Short problem: Repeat every record below exactly, but leave out any pictures.

═══ Dataset excerpts

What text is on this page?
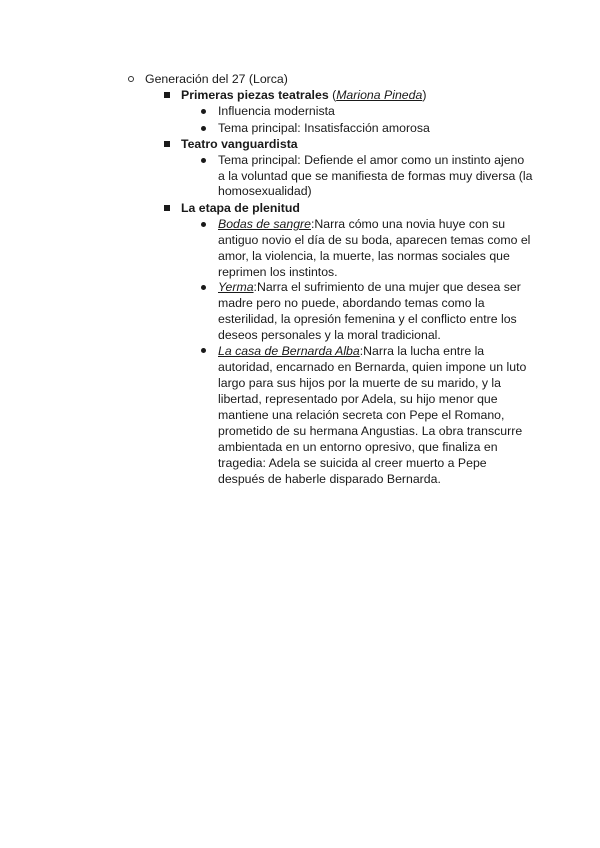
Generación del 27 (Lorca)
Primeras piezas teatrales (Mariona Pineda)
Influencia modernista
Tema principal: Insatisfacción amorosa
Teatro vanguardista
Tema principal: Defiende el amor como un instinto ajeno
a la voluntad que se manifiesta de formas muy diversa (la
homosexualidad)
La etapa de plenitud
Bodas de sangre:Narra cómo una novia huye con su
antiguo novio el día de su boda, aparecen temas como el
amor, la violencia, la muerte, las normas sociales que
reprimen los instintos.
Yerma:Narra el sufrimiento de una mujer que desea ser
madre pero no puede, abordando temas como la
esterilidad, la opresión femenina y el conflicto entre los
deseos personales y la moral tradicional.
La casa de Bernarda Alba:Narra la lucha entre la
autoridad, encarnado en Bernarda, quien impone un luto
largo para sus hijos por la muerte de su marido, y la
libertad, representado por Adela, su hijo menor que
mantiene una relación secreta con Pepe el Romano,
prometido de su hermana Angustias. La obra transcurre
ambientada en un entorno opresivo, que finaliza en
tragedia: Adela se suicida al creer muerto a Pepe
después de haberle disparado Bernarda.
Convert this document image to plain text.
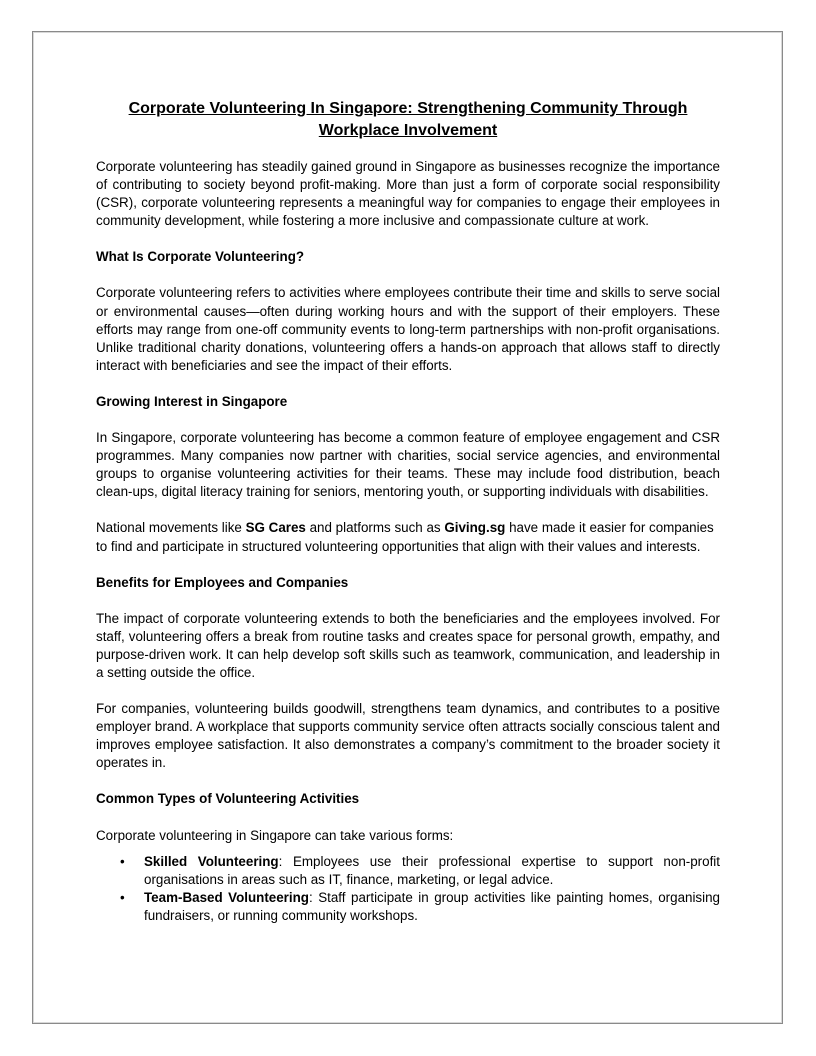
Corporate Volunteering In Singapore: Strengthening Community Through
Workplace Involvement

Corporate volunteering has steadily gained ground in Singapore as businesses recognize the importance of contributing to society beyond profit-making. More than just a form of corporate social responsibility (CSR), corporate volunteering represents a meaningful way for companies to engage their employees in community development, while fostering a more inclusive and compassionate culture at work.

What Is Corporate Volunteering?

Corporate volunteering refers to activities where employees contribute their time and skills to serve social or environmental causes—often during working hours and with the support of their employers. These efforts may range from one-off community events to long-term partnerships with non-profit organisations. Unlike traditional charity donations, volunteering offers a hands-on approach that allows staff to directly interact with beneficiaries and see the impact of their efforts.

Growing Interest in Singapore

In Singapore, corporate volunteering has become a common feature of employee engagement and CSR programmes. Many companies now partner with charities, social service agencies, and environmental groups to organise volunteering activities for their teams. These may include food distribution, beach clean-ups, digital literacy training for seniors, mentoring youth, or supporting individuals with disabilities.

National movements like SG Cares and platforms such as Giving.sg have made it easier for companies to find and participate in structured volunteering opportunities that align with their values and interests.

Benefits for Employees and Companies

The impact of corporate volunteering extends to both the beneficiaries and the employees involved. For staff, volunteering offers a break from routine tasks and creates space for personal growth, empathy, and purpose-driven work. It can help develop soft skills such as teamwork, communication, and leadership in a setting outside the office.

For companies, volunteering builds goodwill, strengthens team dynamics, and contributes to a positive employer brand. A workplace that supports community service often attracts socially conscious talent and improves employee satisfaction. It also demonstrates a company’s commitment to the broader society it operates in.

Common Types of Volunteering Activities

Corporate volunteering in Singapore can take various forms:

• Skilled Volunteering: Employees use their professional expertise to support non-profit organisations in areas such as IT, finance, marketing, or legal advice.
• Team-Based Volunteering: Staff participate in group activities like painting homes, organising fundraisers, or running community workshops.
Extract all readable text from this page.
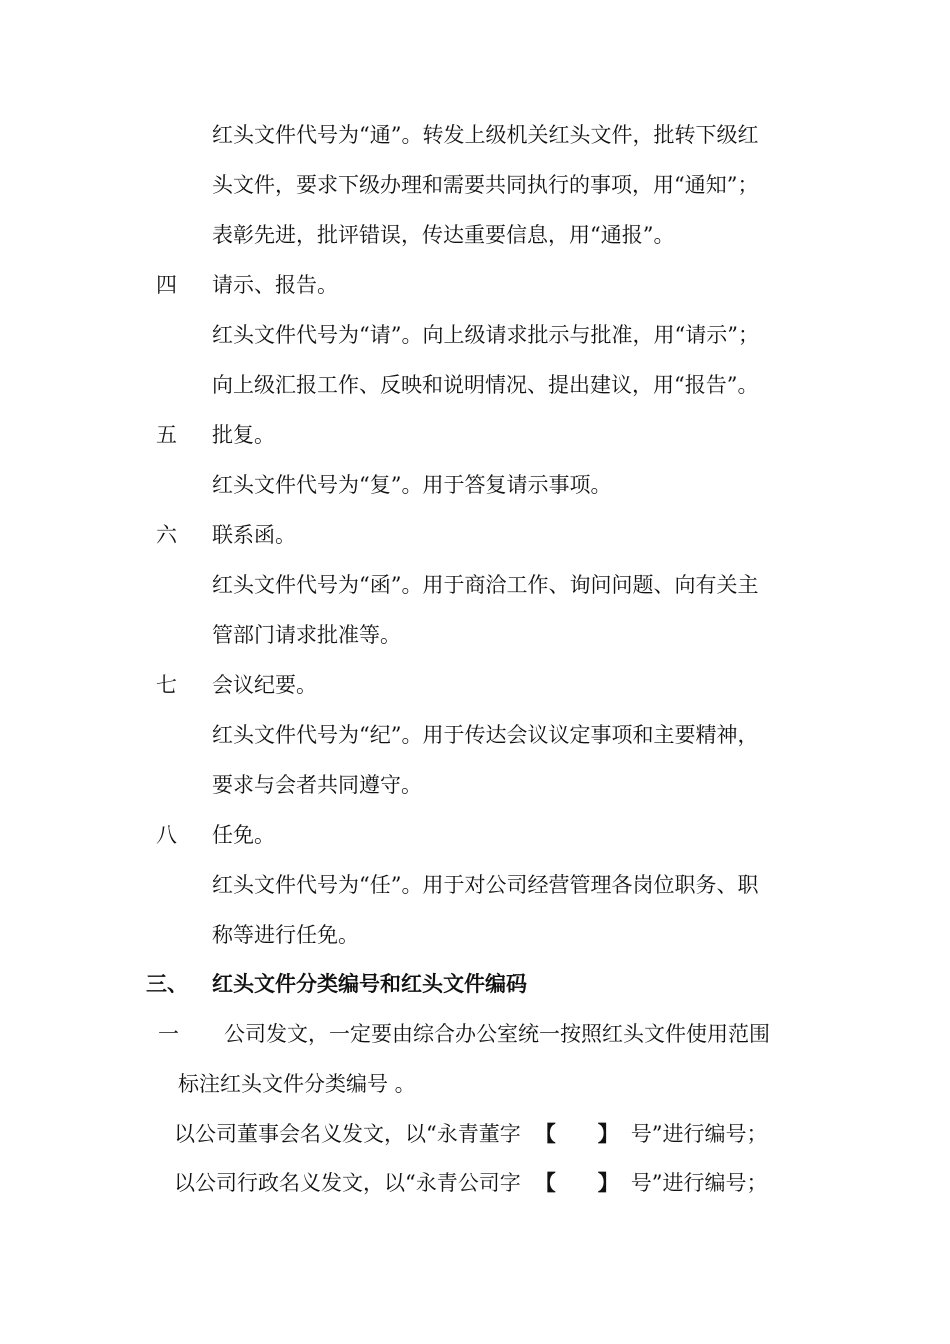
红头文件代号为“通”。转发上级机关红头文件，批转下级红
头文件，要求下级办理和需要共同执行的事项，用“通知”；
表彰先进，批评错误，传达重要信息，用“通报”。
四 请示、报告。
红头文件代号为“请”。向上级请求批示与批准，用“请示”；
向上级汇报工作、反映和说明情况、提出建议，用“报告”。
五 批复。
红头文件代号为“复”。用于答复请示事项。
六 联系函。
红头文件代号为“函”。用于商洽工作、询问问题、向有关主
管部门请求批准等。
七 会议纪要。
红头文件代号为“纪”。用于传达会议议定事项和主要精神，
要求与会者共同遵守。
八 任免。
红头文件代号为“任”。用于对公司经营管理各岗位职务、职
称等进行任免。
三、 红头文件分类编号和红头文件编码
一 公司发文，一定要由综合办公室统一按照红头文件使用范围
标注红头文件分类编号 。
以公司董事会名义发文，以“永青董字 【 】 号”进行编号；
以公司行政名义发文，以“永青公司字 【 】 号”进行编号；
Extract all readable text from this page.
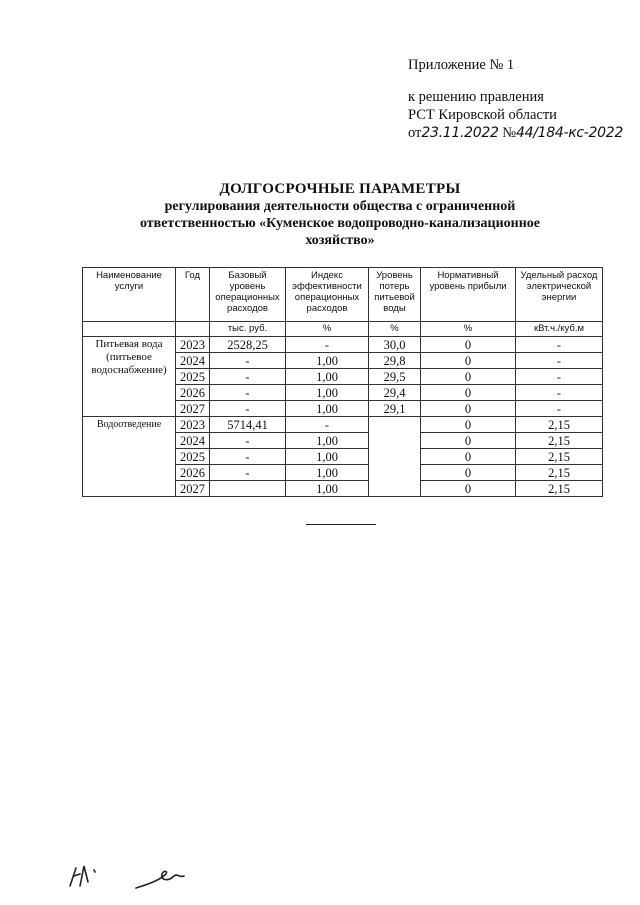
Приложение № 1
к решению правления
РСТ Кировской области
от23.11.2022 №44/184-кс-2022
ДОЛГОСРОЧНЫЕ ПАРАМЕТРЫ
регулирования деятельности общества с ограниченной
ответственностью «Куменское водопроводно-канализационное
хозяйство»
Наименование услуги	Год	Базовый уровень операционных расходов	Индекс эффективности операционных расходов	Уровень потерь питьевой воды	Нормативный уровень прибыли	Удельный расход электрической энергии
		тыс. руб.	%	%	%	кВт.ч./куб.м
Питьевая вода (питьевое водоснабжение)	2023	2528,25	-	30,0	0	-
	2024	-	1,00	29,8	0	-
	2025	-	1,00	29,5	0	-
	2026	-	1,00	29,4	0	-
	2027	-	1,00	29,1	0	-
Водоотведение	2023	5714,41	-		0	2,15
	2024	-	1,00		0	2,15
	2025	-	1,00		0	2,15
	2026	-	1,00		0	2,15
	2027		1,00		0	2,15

══════

Solution to the problem:
What text is on this page?
Generación del 27 (Lorca)
Primeras piezas teatrales (Mariona Pineda)
Influencia modernista
Tema principal: Insatisfacción amorosa
Teatro vanguardista
Tema principal: Defiende el amor como un instinto ajeno
a la voluntad que se manifiesta de formas muy diversa (la
homosexualidad)
La etapa de plenitud
Bodas de sangre:Narra cómo una novia huye con su
antiguo novio el día de su boda, aparecen temas como el
amor, la violencia, la muerte, las normas sociales que
reprimen los instintos.
Yerma:Narra el sufrimiento de una mujer que desea ser
madre pero no puede, abordando temas como la
esterilidad, la opresión femenina y el conflicto entre los
deseos personales y la moral tradicional.
La casa de Bernarda Alba:Narra la lucha entre la
autoridad, encarnado en Bernarda, quien impone un luto
largo para sus hijos por la muerte de su marido, y la
libertad, representado por Adela, su hijo menor que
mantiene una relación secreta con Pepe el Romano,
prometido de su hermana Angustias. La obra transcurre
ambientada en un entorno opresivo, que finaliza en
tragedia: Adela se suicida al creer muerto a Pepe
después de haberle disparado Bernarda.
Convert this document image to plain text.
Corporate Volunteering In Singapore: Strengthening Community Through
Workplace Involvement

Corporate volunteering has steadily gained ground in Singapore as businesses recognize the importance of contributing to society beyond profit-making. More than just a form of corporate social responsibility (CSR), corporate volunteering represents a meaningful way for companies to engage their employees in community development, while fostering a more inclusive and compassionate culture at work.

What Is Corporate Volunteering?

Corporate volunteering refers to activities where employees contribute their time and skills to serve social or environmental causes—often during working hours and with the support of their employers. These efforts may range from one-off community events to long-term partnerships with non-profit organisations. Unlike traditional charity donations, volunteering offers a hands-on approach that allows staff to directly interact with beneficiaries and see the impact of their efforts.

Growing Interest in Singapore

In Singapore, corporate volunteering has become a common feature of employee engagement and CSR programmes. Many companies now partner with charities, social service agencies, and environmental groups to organise volunteering activities for their teams. These may include food distribution, beach clean-ups, digital literacy training for seniors, mentoring youth, or supporting individuals with disabilities.

National movements like SG Cares and platforms such as Giving.sg have made it easier for companies to find and participate in structured volunteering opportunities that align with their values and interests.

Benefits for Employees and Companies

The impact of corporate volunteering extends to both the beneficiaries and the employees involved. For staff, volunteering offers a break from routine tasks and creates space for personal growth, empathy, and purpose-driven work. It can help develop soft skills such as teamwork, communication, and leadership in a setting outside the office.

For companies, volunteering builds goodwill, strengthens team dynamics, and contributes to a positive employer brand. A workplace that supports community service often attracts socially conscious talent and improves employee satisfaction. It also demonstrates a company’s commitment to the broader society it operates in.

Common Types of Volunteering Activities

Corporate volunteering in Singapore can take various forms:

• Skilled Volunteering: Employees use their professional expertise to support non-profit organisations in areas such as IT, finance, marketing, or legal advice.
• Team-Based Volunteering: Staff participate in group activities like painting homes, organising fundraisers, or running community workshops.
Extract all readable text from this page.
红头文件代号为“通”。转发上级机关红头文件，批转下级红
头文件，要求下级办理和需要共同执行的事项，用“通知”；
表彰先进，批评错误，传达重要信息，用“通报”。
四 请示、报告。
红头文件代号为“请”。向上级请求批示与批准，用“请示”；
向上级汇报工作、反映和说明情况、提出建议，用“报告”。
五 批复。
红头文件代号为“复”。用于答复请示事项。
六 联系函。
红头文件代号为“函”。用于商洽工作、询问问题、向有关主
管部门请求批准等。
七 会议纪要。
红头文件代号为“纪”。用于传达会议议定事项和主要精神，
要求与会者共同遵守。
八 任免。
红头文件代号为“任”。用于对公司经营管理各岗位职务、职
称等进行任免。
三、 红头文件分类编号和红头文件编码
一 公司发文，一定要由综合办公室统一按照红头文件使用范围
标注红头文件分类编号 。
以公司董事会名义发文，以“永青董字 【 】 号”进行编号；
以公司行政名义发文，以“永青公司字 【 】 号”进行编号；
Extract all readable text from this page.
Приложение № 1
к решению правления
РСТ Кировской области
от23.11.2022 №44/184-кс-2022
ДОЛГОСРОЧНЫЕ ПАРАМЕТРЫ
регулирования деятельности общества с ограниченной
ответственностью «Куменское водопроводно-канализационное
хозяйство»
Наименование услуги	Год	Базовый уровень операционных расходов	Индекс эффективности операционных расходов	Уровень потерь питьевой воды	Нормативный уровень прибыли	Удельный расход электрической энергии
		тыс. руб.	%	%	%	кВт.ч./куб.м
Питьевая вода (питьевое водоснабжение)	2023	2528,25	-	30,0	0	-
	2024	-	1,00	29,8	0	-
	2025	-	1,00	29,5	0	-
	2026	-	1,00	29,4	0	-
	2027	-	1,00	29,1	0	-
Водоотведение	2023	5714,41	-		0	2,15
	2024	-	1,00		0	2,15
	2025	-	1,00		0	2,15
	2026	-	1,00		0	2,15
	2027		1,00		0	2,15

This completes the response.